## Input material

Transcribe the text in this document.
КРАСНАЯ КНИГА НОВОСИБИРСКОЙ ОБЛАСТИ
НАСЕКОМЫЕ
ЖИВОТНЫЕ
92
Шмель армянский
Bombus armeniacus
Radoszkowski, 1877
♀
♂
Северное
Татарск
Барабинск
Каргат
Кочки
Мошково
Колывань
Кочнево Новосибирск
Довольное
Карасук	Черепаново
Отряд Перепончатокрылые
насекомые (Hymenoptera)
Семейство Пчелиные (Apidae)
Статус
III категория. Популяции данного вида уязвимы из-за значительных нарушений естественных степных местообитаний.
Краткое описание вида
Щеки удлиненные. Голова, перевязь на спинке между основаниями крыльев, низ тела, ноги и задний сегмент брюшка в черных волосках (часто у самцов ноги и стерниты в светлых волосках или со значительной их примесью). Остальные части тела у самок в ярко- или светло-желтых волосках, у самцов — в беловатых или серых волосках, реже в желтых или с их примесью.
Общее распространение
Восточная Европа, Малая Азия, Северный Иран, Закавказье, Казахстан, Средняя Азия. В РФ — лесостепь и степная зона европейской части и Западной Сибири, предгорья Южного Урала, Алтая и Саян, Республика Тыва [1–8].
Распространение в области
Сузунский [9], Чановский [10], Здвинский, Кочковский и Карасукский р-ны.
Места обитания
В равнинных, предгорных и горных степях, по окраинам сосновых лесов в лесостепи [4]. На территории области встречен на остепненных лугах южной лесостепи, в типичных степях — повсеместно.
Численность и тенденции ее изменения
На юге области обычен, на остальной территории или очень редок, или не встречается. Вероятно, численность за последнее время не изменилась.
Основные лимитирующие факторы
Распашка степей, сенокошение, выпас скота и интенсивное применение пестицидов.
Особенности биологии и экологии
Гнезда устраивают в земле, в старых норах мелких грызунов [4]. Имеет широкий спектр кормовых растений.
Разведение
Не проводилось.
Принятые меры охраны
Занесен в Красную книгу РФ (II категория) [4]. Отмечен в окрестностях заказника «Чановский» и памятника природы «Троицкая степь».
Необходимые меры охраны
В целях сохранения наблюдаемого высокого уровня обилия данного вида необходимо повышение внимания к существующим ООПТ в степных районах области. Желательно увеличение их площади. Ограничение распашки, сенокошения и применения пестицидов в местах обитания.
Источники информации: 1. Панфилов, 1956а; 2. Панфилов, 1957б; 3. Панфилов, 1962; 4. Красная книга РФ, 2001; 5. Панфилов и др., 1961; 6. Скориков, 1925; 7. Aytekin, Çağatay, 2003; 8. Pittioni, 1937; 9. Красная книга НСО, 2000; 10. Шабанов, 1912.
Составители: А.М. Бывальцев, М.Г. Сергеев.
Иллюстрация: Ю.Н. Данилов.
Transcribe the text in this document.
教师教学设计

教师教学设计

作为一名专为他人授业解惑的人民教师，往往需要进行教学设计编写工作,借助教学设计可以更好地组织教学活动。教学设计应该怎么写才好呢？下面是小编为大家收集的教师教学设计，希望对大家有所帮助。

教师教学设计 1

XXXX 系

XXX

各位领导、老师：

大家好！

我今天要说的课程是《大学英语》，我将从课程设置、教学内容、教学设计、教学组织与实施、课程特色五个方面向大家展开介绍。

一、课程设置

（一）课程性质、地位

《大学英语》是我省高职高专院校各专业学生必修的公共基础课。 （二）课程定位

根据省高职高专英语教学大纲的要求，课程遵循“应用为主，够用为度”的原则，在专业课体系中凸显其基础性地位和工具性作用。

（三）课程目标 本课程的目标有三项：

## Work to be completed
Give the listing above again, word for word.

## Solution to this task
Transcribe the text in this document.
КРАСНАЯ КНИГА НОВОСИБИРСКОЙ ОБЛАСТИ
НАСЕКОМЫЕ
ЖИВОТНЫЕ
92
Шмель армянский
Bombus armeniacus
Radoszkowski, 1877
♀
♂
Северное
Татарск
Барабинск
Каргат
Кочки
Мошково
Колывань
Кочнево Новосибирск
Довольное
Карасук	Черепаново
Отряд Перепончатокрылые
насекомые (Hymenoptera)
Семейство Пчелиные (Apidae)
Статус
III категория. Популяции данного вида уязвимы из-за значительных нарушений естественных степных местообитаний.
Краткое описание вида
Щеки удлиненные. Голова, перевязь на спинке между основаниями крыльев, низ тела, ноги и задний сегмент брюшка в черных волосках (часто у самцов ноги и стерниты в светлых волосках или со значительной их примесью). Остальные части тела у самок в ярко- или светло-желтых волосках, у самцов — в беловатых или серых волосках, реже в желтых или с их примесью.
Общее распространение
Восточная Европа, Малая Азия, Северный Иран, Закавказье, Казахстан, Средняя Азия. В РФ — лесостепь и степная зона европейской части и Западной Сибири, предгорья Южного Урала, Алтая и Саян, Республика Тыва [1–8].
Распространение в области
Сузунский [9], Чановский [10], Здвинский, Кочковский и Карасукский р-ны.
Места обитания
В равнинных, предгорных и горных степях, по окраинам сосновых лесов в лесостепи [4]. На территории области встречен на остепненных лугах южной лесостепи, в типичных степях — повсеместно.
Численность и тенденции ее изменения
На юге области обычен, на остальной территории или очень редок, или не встречается. Вероятно, численность за последнее время не изменилась.
Основные лимитирующие факторы
Распашка степей, сенокошение, выпас скота и интенсивное применение пестицидов.
Особенности биологии и экологии
Гнезда устраивают в земле, в старых норах мелких грызунов [4]. Имеет широкий спектр кормовых растений.
Разведение
Не проводилось.
Принятые меры охраны
Занесен в Красную книгу РФ (II категория) [4]. Отмечен в окрестностях заказника «Чановский» и памятника природы «Троицкая степь».
Необходимые меры охраны
В целях сохранения наблюдаемого высокого уровня обилия данного вида необходимо повышение внимания к существующим ООПТ в степных районах области. Желательно увеличение их площади. Ограничение распашки, сенокошения и применения пестицидов в местах обитания.
Источники информации: 1. Панфилов, 1956а; 2. Панфилов, 1957б; 3. Панфилов, 1962; 4. Красная книга РФ, 2001; 5. Панфилов и др., 1961; 6. Скориков, 1925; 7. Aytekin, Çağatay, 2003; 8. Pittioni, 1937; 9. Красная книга НСО, 2000; 10. Шабанов, 1912.
Составители: А.М. Бывальцев, М.Г. Сергеев.
Иллюстрация: Ю.Н. Данилов.
Transcribe the text in this document.
教师教学设计

教师教学设计

作为一名专为他人授业解惑的人民教师，往往需要进行教学设计编写工作,借助教学设计可以更好地组织教学活动。教学设计应该怎么写才好呢？下面是小编为大家收集的教师教学设计，希望对大家有所帮助。

教师教学设计 1

XXXX 系

XXX

各位领导、老师：

大家好！

我今天要说的课程是《大学英语》，我将从课程设置、教学内容、教学设计、教学组织与实施、课程特色五个方面向大家展开介绍。

一、课程设置

（一）课程性质、地位

《大学英语》是我省高职高专院校各专业学生必修的公共基础课。 （二）课程定位

根据省高职高专英语教学大纲的要求，课程遵循“应用为主，够用为度”的原则，在专业课体系中凸显其基础性地位和工具性作用。

（三）课程目标 本课程的目标有三项：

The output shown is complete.